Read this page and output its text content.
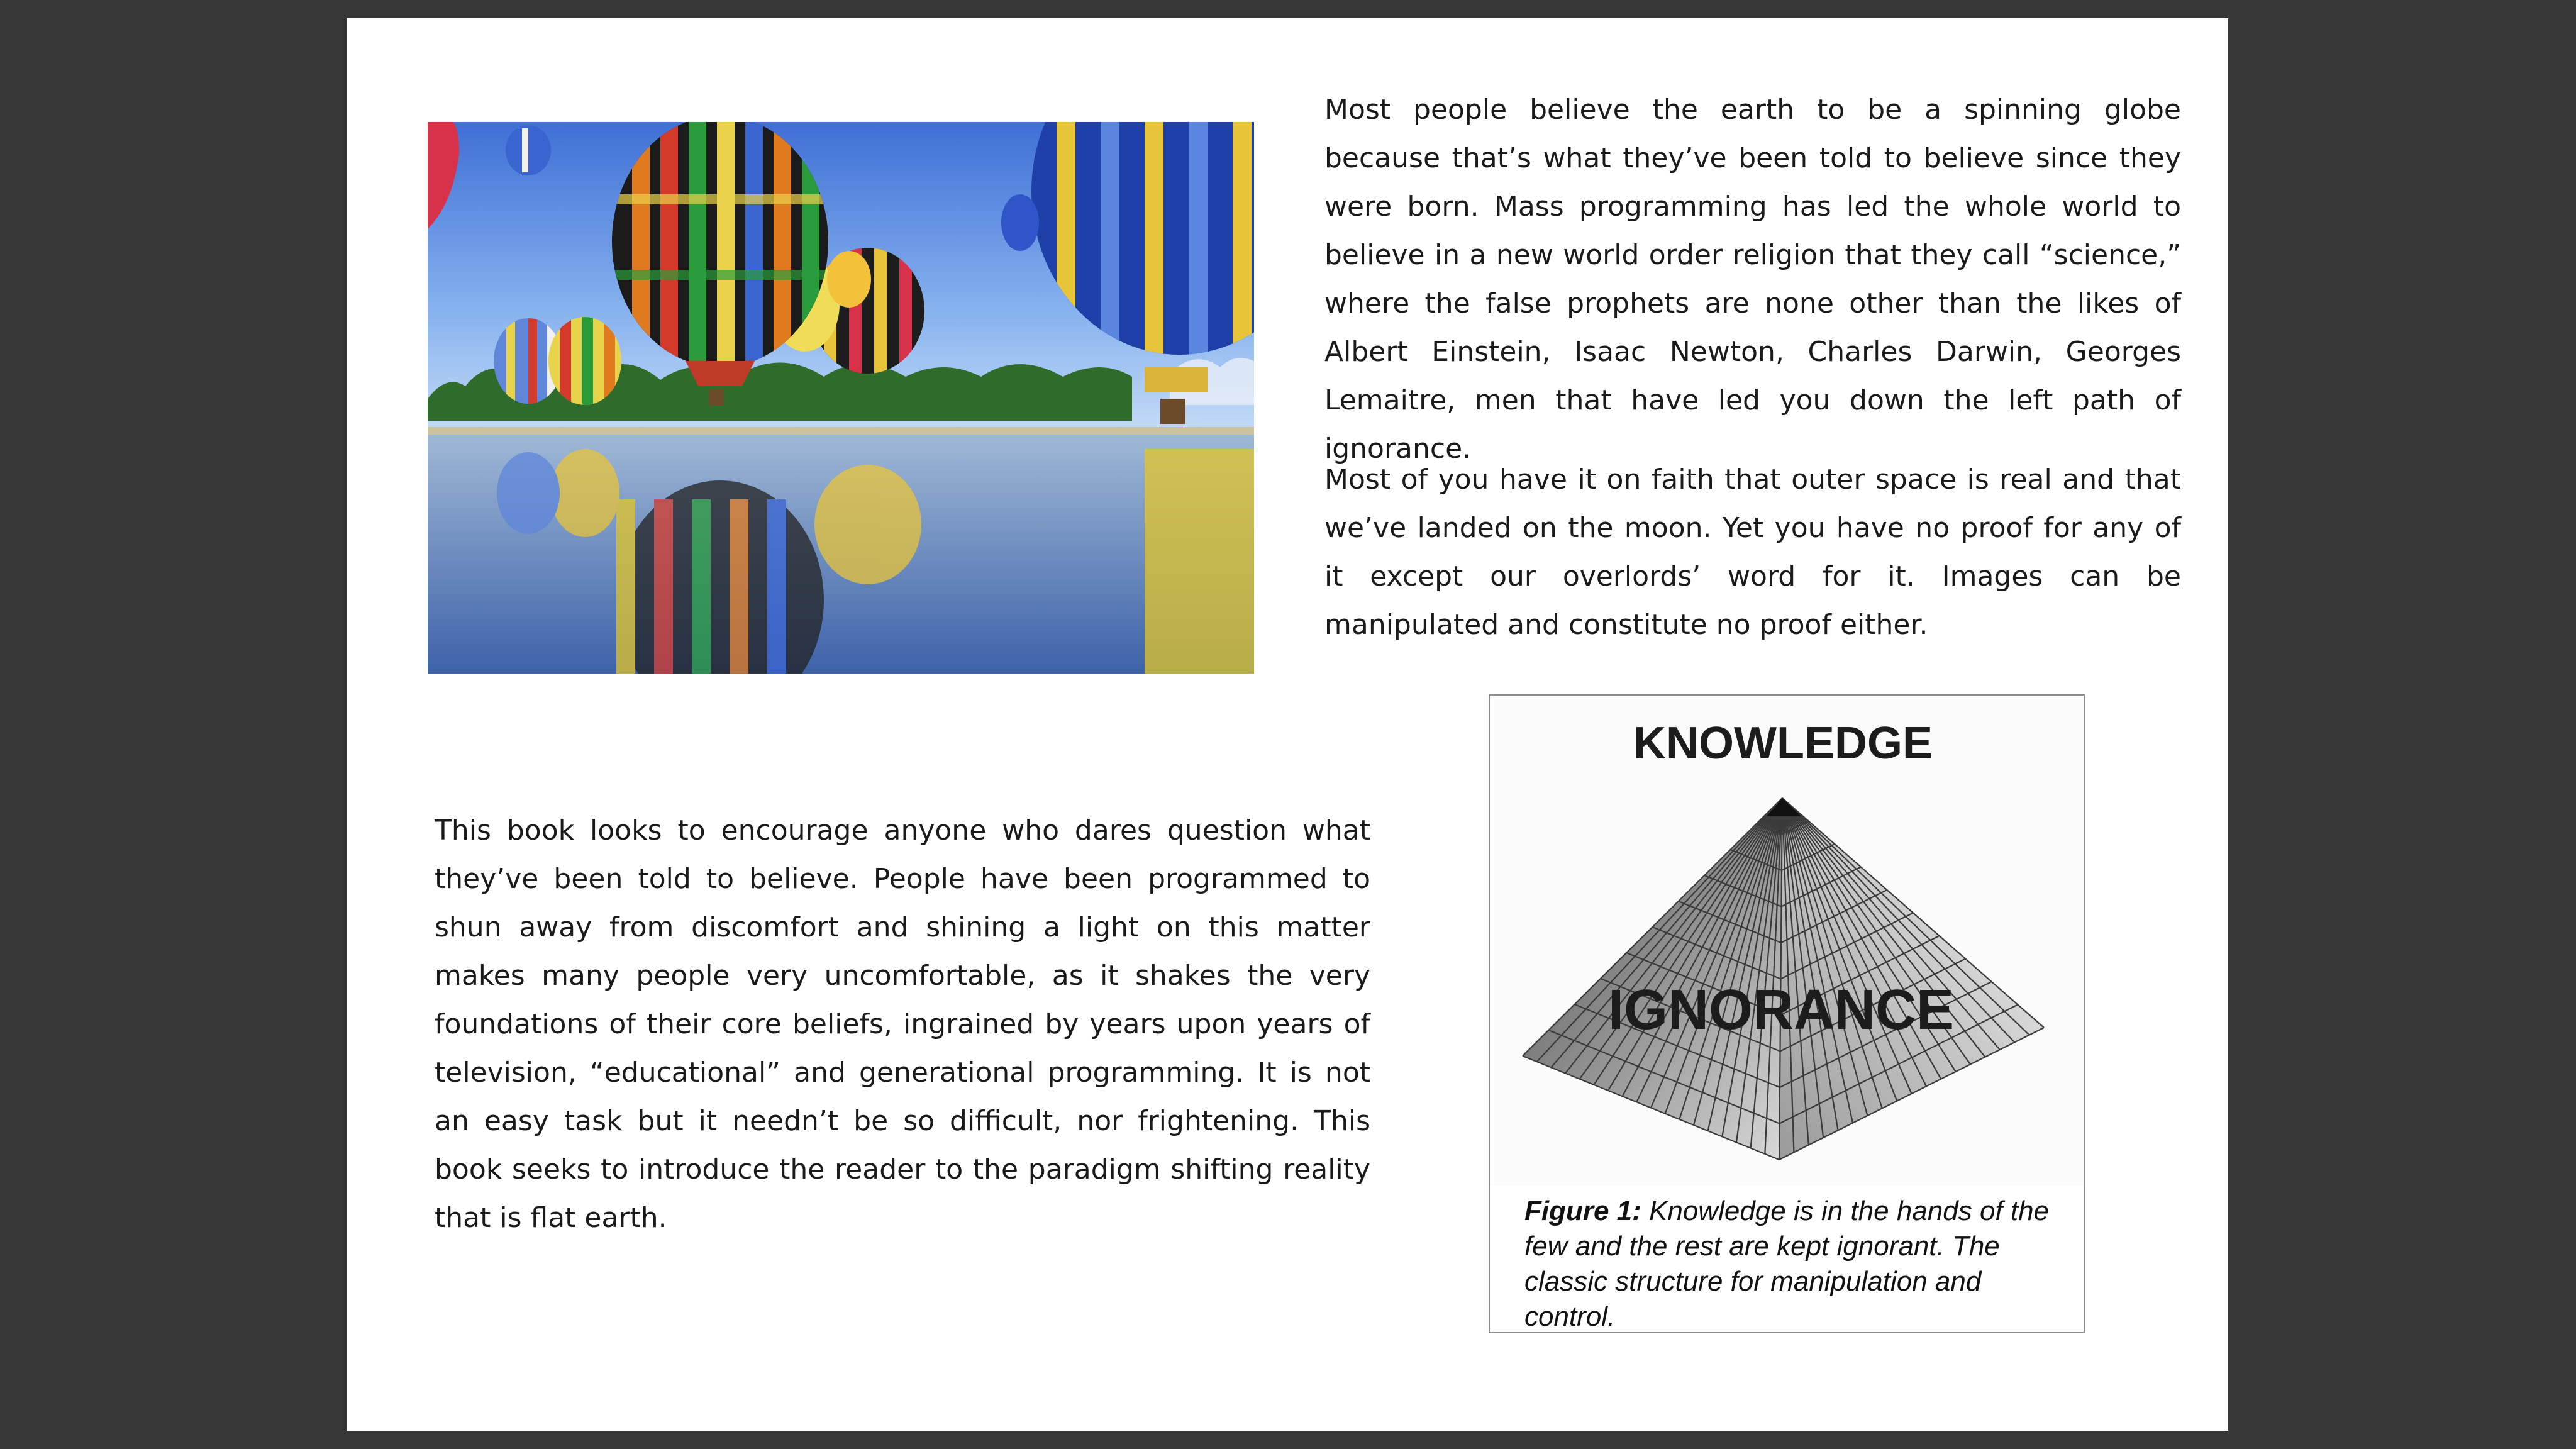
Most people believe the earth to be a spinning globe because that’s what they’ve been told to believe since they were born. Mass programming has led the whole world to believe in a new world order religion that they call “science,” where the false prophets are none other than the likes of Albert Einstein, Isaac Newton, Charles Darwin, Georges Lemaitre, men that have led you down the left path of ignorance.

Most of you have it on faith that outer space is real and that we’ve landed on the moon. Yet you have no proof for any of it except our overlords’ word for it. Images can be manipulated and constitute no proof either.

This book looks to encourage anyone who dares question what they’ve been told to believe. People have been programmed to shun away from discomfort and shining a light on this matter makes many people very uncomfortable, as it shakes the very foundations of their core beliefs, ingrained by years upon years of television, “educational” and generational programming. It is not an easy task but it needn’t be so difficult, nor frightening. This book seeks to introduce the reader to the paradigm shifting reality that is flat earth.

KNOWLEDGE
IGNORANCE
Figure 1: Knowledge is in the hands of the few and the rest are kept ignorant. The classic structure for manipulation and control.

Set problem:
Copy out the whole listing exactly, and don't carry over any pictures.

Task answer:
Read this page and output its text content.
Most people believe the earth to be a spinning globe because that’s what they’ve been told to believe since they were born. Mass programming has led the whole world to believe in a new world order religion that they call “science,” where the false prophets are none other than the likes of Albert Einstein, Isaac Newton, Charles Darwin, Georges Lemaitre, men that have led you down the left path of ignorance.

Most of you have it on faith that outer space is real and that we’ve landed on the moon. Yet you have no proof for any of it except our overlords’ word for it. Images can be manipulated and constitute no proof either.

This book looks to encourage anyone who dares question what they’ve been told to believe. People have been programmed to shun away from discomfort and shining a light on this matter makes many people very uncomfortable, as it shakes the very foundations of their core beliefs, ingrained by years upon years of television, “educational” and generational programming. It is not an easy task but it needn’t be so difficult, nor frightening. This book seeks to introduce the reader to the paradigm shifting reality that is flat earth.

KNOWLEDGE
IGNORANCE
Figure 1: Knowledge is in the hands of the few and the rest are kept ignorant. The classic structure for manipulation and control.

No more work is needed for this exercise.